(Reading passage Opens)

Objective: Because of limited access to psychiatrists, patients with acute mental illness in some emergency departments (EDs) may wait days for a consultation in the ED or as a medical-surgical admission. The study assessed whether telepsychiatry improves access to care and decreases ED wait times and hospital admissions.
Methods: ED visits with a primary diagnosis of mental illness were identified from 2010-2018 Medicare claims. A total of 134 EDs across 22 states that implemented telepsychiatry between 2013 and 2016 were matched 1:1 with control EDs without telepsychiatry on several characteristics, including availability of in-person psychiatrist consultations. Outcomes included patients' likelihood of admission to a medical-surgical or psychiatric bed, mental illness spending, prolonged ED length of stay (LOS) (two or more midnights in the ED), 90-day mortality, and outpatient follow-up care. Using a difference-in-difference design, changes in outcomes between the 3 years before telepsychiatry adoption and the 2 years after were examined.
Results: There were 172,708 ED mental illness visits across the 134 matched ED pairs in the study period. Telepsychiatry adoption was associated with increased admissions to a psychiatric bed (differential increase, 4.3 percentage points; p<0.001), decreased admissions to a medical-surgical bed (differential decrease, 2.0 percentage points; p<0.001), increased likelihood of a prolonged ED LOS (differential increase, 3.0 percentage points; p<0.001), and increased mental illness spending (differential increase, $292; p<0.01).
Conclusions: Telepsychiatry adoption was associated with a lower likelihood of admission to a medical-surgical bed but an increased likelihood of admission to a psychiatric bed and a prolonged ED LOS.
Keywords: Emergency psychiatry; Telecommunications; Telemedicine; Telepsychiatry.

(Reading passage Closes)

In the telepsychiatry study abstract, how many emergency departments adopted telepsychiatry and were matched with control departments?

(Source information Opens)

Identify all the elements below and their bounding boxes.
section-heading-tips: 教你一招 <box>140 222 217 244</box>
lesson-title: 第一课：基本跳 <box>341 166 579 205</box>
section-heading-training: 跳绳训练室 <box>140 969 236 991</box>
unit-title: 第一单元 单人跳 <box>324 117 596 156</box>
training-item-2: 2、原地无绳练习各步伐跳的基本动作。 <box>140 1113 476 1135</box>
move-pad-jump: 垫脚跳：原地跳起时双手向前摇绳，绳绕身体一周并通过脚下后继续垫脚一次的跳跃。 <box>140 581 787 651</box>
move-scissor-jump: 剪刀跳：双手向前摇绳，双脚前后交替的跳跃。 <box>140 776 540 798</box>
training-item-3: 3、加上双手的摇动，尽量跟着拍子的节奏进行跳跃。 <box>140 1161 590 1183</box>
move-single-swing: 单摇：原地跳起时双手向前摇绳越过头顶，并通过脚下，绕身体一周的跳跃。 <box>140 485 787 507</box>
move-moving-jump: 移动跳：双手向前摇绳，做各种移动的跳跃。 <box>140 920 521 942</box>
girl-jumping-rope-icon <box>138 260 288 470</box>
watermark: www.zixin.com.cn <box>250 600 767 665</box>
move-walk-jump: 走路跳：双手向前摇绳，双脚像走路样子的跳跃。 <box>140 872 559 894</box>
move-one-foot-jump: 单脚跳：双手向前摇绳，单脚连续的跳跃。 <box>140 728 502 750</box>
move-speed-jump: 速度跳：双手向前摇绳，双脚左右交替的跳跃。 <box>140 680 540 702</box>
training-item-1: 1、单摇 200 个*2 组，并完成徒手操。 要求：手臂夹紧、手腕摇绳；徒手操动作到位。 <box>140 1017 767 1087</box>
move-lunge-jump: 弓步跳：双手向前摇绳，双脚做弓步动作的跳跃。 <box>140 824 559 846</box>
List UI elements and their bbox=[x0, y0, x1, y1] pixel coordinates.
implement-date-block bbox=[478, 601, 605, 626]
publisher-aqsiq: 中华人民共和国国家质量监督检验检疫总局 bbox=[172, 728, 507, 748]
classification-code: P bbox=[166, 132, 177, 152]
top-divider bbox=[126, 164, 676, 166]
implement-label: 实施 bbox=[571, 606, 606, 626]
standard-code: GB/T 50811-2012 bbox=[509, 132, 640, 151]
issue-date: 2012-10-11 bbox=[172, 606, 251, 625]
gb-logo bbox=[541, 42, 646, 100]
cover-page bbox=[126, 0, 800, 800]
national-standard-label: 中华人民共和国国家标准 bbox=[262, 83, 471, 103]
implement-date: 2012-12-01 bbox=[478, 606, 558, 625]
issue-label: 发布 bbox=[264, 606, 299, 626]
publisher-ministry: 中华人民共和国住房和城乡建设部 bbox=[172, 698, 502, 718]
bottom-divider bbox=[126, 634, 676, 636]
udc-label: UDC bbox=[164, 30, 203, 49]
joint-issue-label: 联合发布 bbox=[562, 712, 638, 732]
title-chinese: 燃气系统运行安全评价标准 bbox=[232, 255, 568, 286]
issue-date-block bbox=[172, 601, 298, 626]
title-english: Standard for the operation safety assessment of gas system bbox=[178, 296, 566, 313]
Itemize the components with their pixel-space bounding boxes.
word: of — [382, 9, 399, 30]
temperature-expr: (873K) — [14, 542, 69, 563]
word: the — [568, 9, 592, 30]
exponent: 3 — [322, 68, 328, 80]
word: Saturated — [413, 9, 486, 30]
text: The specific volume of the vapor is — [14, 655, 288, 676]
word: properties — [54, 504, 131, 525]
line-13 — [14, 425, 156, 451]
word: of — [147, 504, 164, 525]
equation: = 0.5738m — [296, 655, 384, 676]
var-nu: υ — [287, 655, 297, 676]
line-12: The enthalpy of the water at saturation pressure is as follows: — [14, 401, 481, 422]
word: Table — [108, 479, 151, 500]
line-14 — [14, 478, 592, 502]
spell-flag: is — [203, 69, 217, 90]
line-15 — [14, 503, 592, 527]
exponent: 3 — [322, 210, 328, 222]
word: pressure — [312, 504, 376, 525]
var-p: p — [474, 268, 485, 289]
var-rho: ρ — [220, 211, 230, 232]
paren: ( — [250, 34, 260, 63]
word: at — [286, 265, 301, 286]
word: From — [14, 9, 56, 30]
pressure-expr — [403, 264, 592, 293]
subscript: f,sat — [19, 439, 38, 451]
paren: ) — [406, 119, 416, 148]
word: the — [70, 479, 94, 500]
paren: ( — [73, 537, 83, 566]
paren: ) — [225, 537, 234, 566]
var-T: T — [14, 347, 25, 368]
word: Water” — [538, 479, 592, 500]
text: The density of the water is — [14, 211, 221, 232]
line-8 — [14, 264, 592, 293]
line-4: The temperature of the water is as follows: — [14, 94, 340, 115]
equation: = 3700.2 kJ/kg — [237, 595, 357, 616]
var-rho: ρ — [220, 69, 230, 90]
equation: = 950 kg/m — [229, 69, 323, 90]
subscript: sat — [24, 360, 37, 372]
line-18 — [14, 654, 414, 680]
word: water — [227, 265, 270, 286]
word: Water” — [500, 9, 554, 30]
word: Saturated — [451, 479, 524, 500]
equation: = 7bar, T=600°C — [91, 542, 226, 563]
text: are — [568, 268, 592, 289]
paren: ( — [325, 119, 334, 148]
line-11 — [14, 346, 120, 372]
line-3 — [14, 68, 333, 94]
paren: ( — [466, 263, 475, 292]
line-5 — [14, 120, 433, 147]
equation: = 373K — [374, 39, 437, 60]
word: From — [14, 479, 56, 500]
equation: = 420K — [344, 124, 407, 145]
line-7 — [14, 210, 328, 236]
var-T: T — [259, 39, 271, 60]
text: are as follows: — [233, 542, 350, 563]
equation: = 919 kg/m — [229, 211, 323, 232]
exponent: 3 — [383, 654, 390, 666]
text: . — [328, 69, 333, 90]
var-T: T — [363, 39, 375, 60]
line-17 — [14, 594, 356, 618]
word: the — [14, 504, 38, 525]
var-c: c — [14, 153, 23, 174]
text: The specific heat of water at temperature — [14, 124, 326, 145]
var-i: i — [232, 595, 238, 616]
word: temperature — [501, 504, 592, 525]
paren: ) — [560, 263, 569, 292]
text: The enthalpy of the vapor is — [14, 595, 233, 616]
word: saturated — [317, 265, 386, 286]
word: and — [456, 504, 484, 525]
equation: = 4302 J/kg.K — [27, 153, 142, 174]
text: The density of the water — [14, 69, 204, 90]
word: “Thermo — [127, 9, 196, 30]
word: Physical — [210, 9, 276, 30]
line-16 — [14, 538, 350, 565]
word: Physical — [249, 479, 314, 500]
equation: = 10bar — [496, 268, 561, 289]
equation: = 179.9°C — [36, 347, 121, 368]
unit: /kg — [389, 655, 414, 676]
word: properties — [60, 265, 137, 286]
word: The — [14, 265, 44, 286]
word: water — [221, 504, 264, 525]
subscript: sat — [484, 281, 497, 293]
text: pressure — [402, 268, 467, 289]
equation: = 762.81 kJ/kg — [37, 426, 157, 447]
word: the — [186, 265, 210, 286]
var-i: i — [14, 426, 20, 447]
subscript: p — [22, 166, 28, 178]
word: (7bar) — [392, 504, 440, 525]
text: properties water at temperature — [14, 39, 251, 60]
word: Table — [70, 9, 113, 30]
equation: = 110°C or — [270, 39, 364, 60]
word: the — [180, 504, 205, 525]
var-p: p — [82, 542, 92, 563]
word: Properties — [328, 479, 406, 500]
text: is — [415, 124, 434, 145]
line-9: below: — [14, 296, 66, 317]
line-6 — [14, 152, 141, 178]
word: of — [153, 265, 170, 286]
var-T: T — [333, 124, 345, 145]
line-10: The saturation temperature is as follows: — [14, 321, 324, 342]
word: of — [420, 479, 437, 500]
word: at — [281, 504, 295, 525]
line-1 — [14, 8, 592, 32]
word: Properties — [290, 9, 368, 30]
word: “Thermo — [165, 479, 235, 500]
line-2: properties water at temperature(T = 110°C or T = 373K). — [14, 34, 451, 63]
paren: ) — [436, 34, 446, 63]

(Source information Closes)

Expected output –
134 emergency departments across 22 states.